### DATASET
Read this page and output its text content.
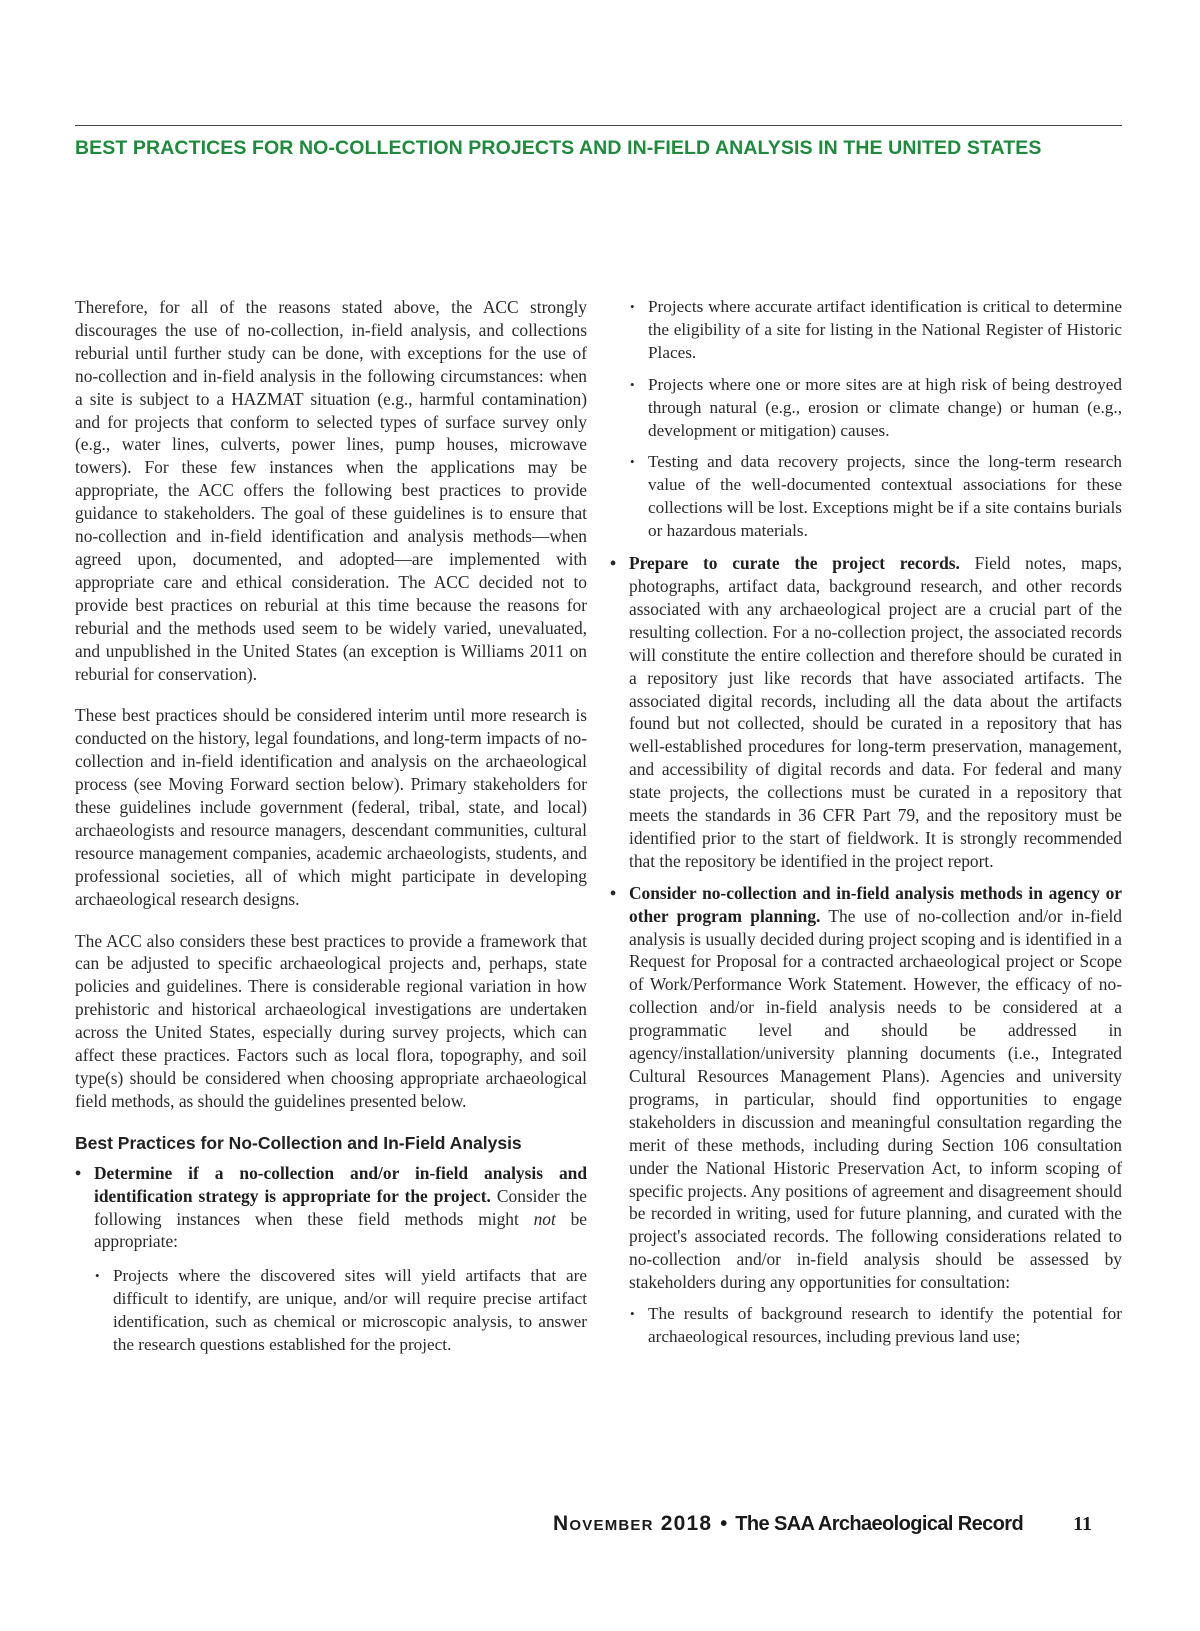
BEST PRACTICES FOR NO-COLLECTION PROJECTS AND IN-FIELD ANALYSIS IN THE UNITED STATES

Therefore, for all of the reasons stated above, the ACC strongly discourages the use of no-collection, in-field analysis, and collections reburial until further study can be done, with exceptions for the use of no-collection and in-field analysis in the following circumstances: when a site is subject to a HAZMAT situation (e.g., harmful contamination) and for projects that conform to selected types of surface survey only (e.g., water lines, culverts, power lines, pump houses, microwave towers). For these few instances when the applications may be appropriate, the ACC offers the following best practices to provide guidance to stakeholders. The goal of these guidelines is to ensure that no-collection and in-field identification and analysis methods—when agreed upon, documented, and adopted—are implemented with appropriate care and ethical consideration. The ACC decided not to provide best practices on reburial at this time because the reasons for reburial and the methods used seem to be widely varied, unevaluated, and unpublished in the United States (an exception is Williams 2011 on reburial for conservation).

These best practices should be considered interim until more research is conducted on the history, legal foundations, and long-term impacts of no-collection and in-field identification and analysis on the archaeological process (see Moving Forward section below). Primary stakeholders for these guidelines include government (federal, tribal, state, and local) archaeologists and resource managers, descendant communities, cultural resource management companies, academic archaeologists, students, and professional societies, all of which might participate in developing archaeological research designs.

The ACC also considers these best practices to provide a framework that can be adjusted to specific archaeological projects and, perhaps, state policies and guidelines. There is considerable regional variation in how prehistoric and historical archaeological investigations are undertaken across the United States, especially during survey projects, which can affect these practices. Factors such as local flora, topography, and soil type(s) should be considered when choosing appropriate archaeological field methods, as should the guidelines presented below.

Best Practices for No-Collection and In-Field Analysis
• Determine if a no-collection and/or in-field analysis and identification strategy is appropriate for the project. Consider the following instances when these field methods might not be appropriate:
• Projects where the discovered sites will yield artifacts that are difficult to identify, are unique, and/or will require precise artifact identification, such as chemical or microscopic analysis, to answer the research questions established for the project.
• Projects where accurate artifact identification is critical to determine the eligibility of a site for listing in the National Register of Historic Places.
• Projects where one or more sites are at high risk of being destroyed through natural (e.g., erosion or climate change) or human (e.g., development or mitigation) causes.
• Testing and data recovery projects, since the long-term research value of the well-documented contextual associations for these collections will be lost. Exceptions might be if a site contains burials or hazardous materials.
• Prepare to curate the project records. Field notes, maps, photographs, artifact data, background research, and other records associated with any archaeological project are a crucial part of the resulting collection. For a no-collection project, the associated records will constitute the entire collection and therefore should be curated in a repository just like records that have associated artifacts. The associated digital records, including all the data about the artifacts found but not collected, should be curated in a repository that has well-established procedures for long-term preservation, management, and accessibility of digital records and data. For federal and many state projects, the collections must be curated in a repository that meets the standards in 36 CFR Part 79, and the repository must be identified prior to the start of fieldwork. It is strongly recommended that the repository be identified in the project report.
• Consider no-collection and in-field analysis methods in agency or other program planning. The use of no-collection and/or in-field analysis is usually decided during project scoping and is identified in a Request for Proposal for a contracted archaeological project or Scope of Work/Performance Work Statement. However, the efficacy of no-collection and/or in-field analysis needs to be considered at a programmatic level and should be addressed in agency/installation/university planning documents (i.e., Integrated Cultural Resources Management Plans). Agencies and university programs, in particular, should find opportunities to engage stakeholders in discussion and meaningful consultation regarding the merit of these methods, including during Section 106 consultation under the National Historic Preservation Act, to inform scoping of specific projects. Any positions of agreement and disagreement should be recorded in writing, used for future planning, and curated with the project's associated records. The following considerations related to no-collection and/or in-field analysis should be assessed by stakeholders during any opportunities for consultation:
• The results of background research to identify the potential for archaeological resources, including previous land use;
November 2018 • The SAA Archaeological Record	11
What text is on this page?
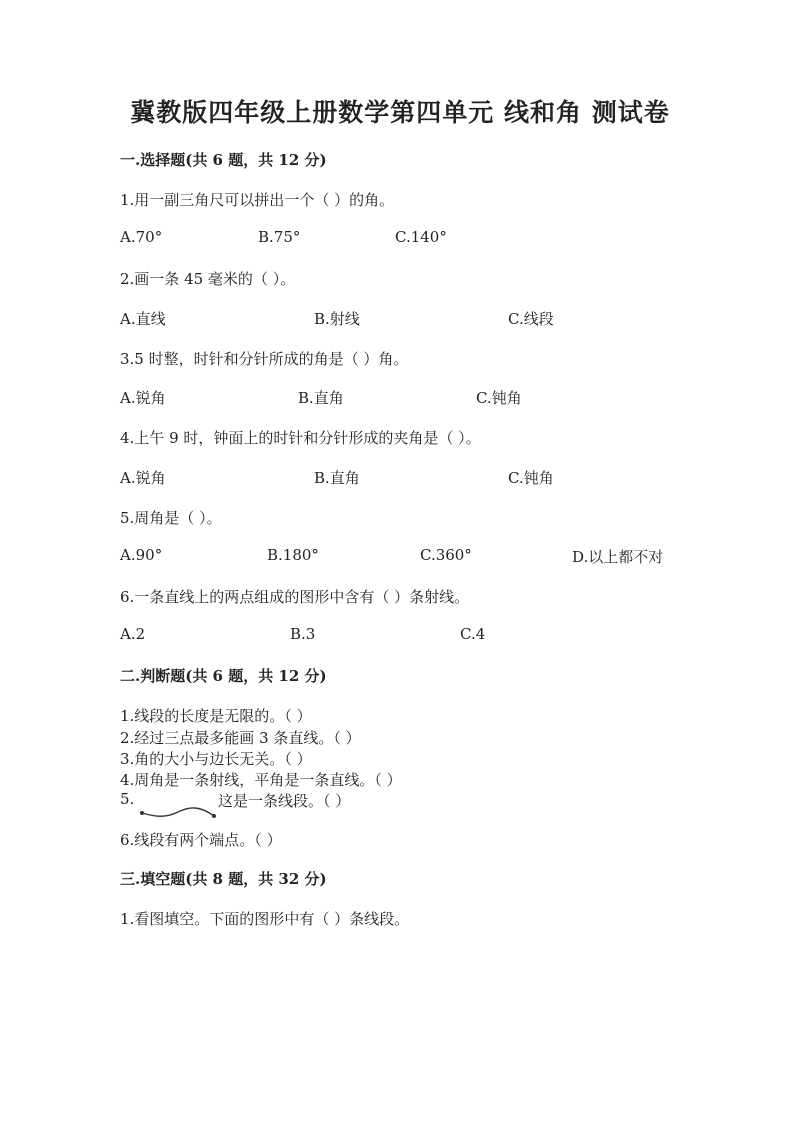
冀教版四年级上册数学第四单元 线和角 测试卷
一.选择题(共 6 题，共 12 分)
1.用一副三角尺可以拼出一个（ ）的角。
A.70°	B.75°	C.140°
2.画一条 45 毫米的（ ）。
A.直线	B.射线	C.线段
3.5 时整，时针和分针所成的角是（ ）角。
A.锐角	B.直角	C.钝角
4.上午 9 时，钟面上的时针和分针形成的夹角是（ ）。
A.锐角	B.直角	C.钝角
5.周角是（ ）。
A.90°	B.180°	C.360°	D.以上都不对
6.一条直线上的两点组成的图形中含有（ ）条射线。
A.2	B.3	C.4
二.判断题(共 6 题，共 12 分)
1.线段的长度是无限的。（ ）
2.经过三点最多能画 3 条直线。（ ）
3.角的大小与边长无关。（ ）
4.周角是一条射线，平角是一条直线。（ ）
5.	这是一条线段。（ ）
6.线段有两个端点。（ ）
三.填空题(共 8 题，共 32 分)
1.看图填空。下面的图形中有（ ）条线段。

### EXERCISE DESCRIPTION
Omit the pictures, and please restate word for word the lines running from the line with "What text is on this page?" to the end of the entries.

### OUTPUT FOR THIS EXERCISE
What text is on this page?
冀教版四年级上册数学第四单元 线和角 测试卷
一.选择题(共 6 题，共 12 分)
1.用一副三角尺可以拼出一个（ ）的角。
A.70°	B.75°	C.140°
2.画一条 45 毫米的（ ）。
A.直线	B.射线	C.线段
3.5 时整，时针和分针所成的角是（ ）角。
A.锐角	B.直角	C.钝角
4.上午 9 时，钟面上的时针和分针形成的夹角是（ ）。
A.锐角	B.直角	C.钝角
5.周角是（ ）。
A.90°	B.180°	C.360°	D.以上都不对
6.一条直线上的两点组成的图形中含有（ ）条射线。
A.2	B.3	C.4
二.判断题(共 6 题，共 12 分)
1.线段的长度是无限的。（ ）
2.经过三点最多能画 3 条直线。（ ）
3.角的大小与边长无关。（ ）
4.周角是一条射线，平角是一条直线。（ ）
5.	这是一条线段。（ ）
6.线段有两个端点。（ ）
三.填空题(共 8 题，共 32 分)
1.看图填空。下面的图形中有（ ）条线段。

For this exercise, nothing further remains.